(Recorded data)
■ ■ ■

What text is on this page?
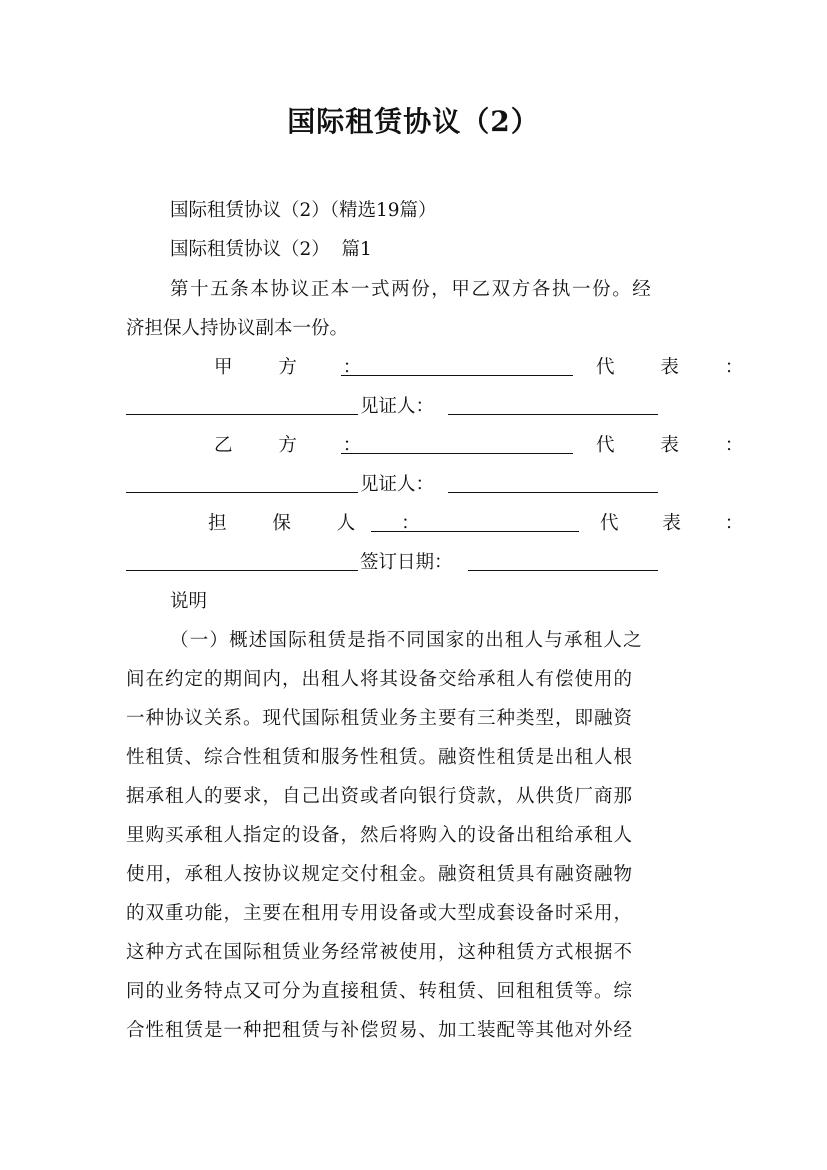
国际租赁协议（2）

国际租赁协议（2）（精选19篇）

国际租赁协议（2）  篇1

第十五条本协议正本一式两份，甲乙双方各执一份。经

济担保人持协议副本一份。

甲 方 ：	代 表 ：
见证人：
乙 方 ：	代 表 ：
见证人：
担 保 人 ：	代 表 ：
签订日期：

说明

（一）概述国际租赁是指不同国家的出租人与承租人之

间在约定的期间内，出租人将其设备交给承租人有偿使用的

一种协议关系。现代国际租赁业务主要有三种类型，即融资

性租赁、综合性租赁和服务性租赁。融资性租赁是出租人根

据承租人的要求，自己出资或者向银行贷款，从供货厂商那

里购买承租人指定的设备，然后将购入的设备出租给承租人

使用，承租人按协议规定交付租金。融资租赁具有融资融物

的双重功能，主要在租用专用设备或大型成套设备时采用，

这种方式在国际租赁业务经常被使用，这种租赁方式根据不

同的业务特点又可分为直接租赁、转租赁、回租租赁等。综

合性租赁是一种把租赁与补偿贸易、加工装配等其他对外经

■ ■ ■

§ **WHAT YOU ARE ASKED TO DO**
Without the pictures, return the entries exactly as they appear.

§ **FULL ANSWER**
What text is on this page?
国际租赁协议（2）

国际租赁协议（2）（精选19篇）

国际租赁协议（2）  篇1

第十五条本协议正本一式两份，甲乙双方各执一份。经

济担保人持协议副本一份。

甲 方 ：	代 表 ：
见证人：
乙 方 ：	代 表 ：
见证人：
担 保 人 ：	代 表 ：
签订日期：

说明

（一）概述国际租赁是指不同国家的出租人与承租人之

间在约定的期间内，出租人将其设备交给承租人有偿使用的

一种协议关系。现代国际租赁业务主要有三种类型，即融资

性租赁、综合性租赁和服务性租赁。融资性租赁是出租人根

据承租人的要求，自己出资或者向银行贷款，从供货厂商那

里购买承租人指定的设备，然后将购入的设备出租给承租人

使用，承租人按协议规定交付租金。融资租赁具有融资融物

的双重功能，主要在租用专用设备或大型成套设备时采用，

这种方式在国际租赁业务经常被使用，这种租赁方式根据不

同的业务特点又可分为直接租赁、转租赁、回租租赁等。综

合性租赁是一种把租赁与补偿贸易、加工装配等其他对外经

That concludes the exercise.